Goal of the exercise. Restate the entire listing word for word.

Figure record extracts
────────────────────────────────────────
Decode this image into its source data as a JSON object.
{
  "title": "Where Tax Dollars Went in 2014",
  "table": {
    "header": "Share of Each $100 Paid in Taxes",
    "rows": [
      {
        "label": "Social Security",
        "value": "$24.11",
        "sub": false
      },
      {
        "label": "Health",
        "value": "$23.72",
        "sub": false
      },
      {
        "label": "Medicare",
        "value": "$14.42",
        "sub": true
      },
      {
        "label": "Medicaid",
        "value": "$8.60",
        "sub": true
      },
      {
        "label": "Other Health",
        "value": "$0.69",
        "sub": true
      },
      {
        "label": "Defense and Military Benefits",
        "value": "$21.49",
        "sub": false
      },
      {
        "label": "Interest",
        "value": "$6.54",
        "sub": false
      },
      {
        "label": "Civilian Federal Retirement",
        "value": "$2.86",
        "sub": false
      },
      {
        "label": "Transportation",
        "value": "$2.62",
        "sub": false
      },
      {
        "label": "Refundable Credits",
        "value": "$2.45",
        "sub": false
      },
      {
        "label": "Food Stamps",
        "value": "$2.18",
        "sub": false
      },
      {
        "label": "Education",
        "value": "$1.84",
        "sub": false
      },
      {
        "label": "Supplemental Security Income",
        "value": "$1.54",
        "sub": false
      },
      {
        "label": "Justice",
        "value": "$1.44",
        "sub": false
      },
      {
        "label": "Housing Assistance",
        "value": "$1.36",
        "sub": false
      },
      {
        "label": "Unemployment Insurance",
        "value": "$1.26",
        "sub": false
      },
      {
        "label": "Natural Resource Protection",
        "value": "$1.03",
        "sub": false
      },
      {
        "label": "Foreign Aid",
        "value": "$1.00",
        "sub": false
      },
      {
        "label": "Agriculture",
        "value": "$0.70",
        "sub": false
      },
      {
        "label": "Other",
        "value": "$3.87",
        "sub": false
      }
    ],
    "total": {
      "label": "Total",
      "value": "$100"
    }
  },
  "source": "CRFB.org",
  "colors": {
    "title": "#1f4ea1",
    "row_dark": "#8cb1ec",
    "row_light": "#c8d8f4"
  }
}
────────────────────────────────────────
Output of the exercise.
Decode this image into its source data as a JSON object.
{
  "title": "Where Tax Dollars Went in 2014",
  "table": {
    "header": "Share of Each $100 Paid in Taxes",
    "rows": [
      {
        "label": "Social Security",
        "value": "$24.11",
        "sub": false
      },
      {
        "label": "Health",
        "value": "$23.72",
        "sub": false
      },
      {
        "label": "Medicare",
        "value": "$14.42",
        "sub": true
      },
      {
        "label": "Medicaid",
        "value": "$8.60",
        "sub": true
      },
      {
        "label": "Other Health",
        "value": "$0.69",
        "sub": true
      },
      {
        "label": "Defense and Military Benefits",
        "value": "$21.49",
        "sub": false
      },
      {
        "label": "Interest",
        "value": "$6.54",
        "sub": false
      },
      {
        "label": "Civilian Federal Retirement",
        "value": "$2.86",
        "sub": false
      },
      {
        "label": "Transportation",
        "value": "$2.62",
        "sub": false
      },
      {
        "label": "Refundable Credits",
        "value": "$2.45",
        "sub": false
      },
      {
        "label": "Food Stamps",
        "value": "$2.18",
        "sub": false
      },
      {
        "label": "Education",
        "value": "$1.84",
        "sub": false
      },
      {
        "label": "Supplemental Security Income",
        "value": "$1.54",
        "sub": false
      },
      {
        "label": "Justice",
        "value": "$1.44",
        "sub": false
      },
      {
        "label": "Housing Assistance",
        "value": "$1.36",
        "sub": false
      },
      {
        "label": "Unemployment Insurance",
        "value": "$1.26",
        "sub": false
      },
      {
        "label": "Natural Resource Protection",
        "value": "$1.03",
        "sub": false
      },
      {
        "label": "Foreign Aid",
        "value": "$1.00",
        "sub": false
      },
      {
        "label": "Agriculture",
        "value": "$0.70",
        "sub": false
      },
      {
        "label": "Other",
        "value": "$3.87",
        "sub": false
      }
    ],
    "total": {
      "label": "Total",
      "value": "$100"
    }
  },
  "source": "CRFB.org",
  "colors": {
    "title": "#1f4ea1",
    "row_dark": "#8cb1ec",
    "row_light": "#c8d8f4"
  }
}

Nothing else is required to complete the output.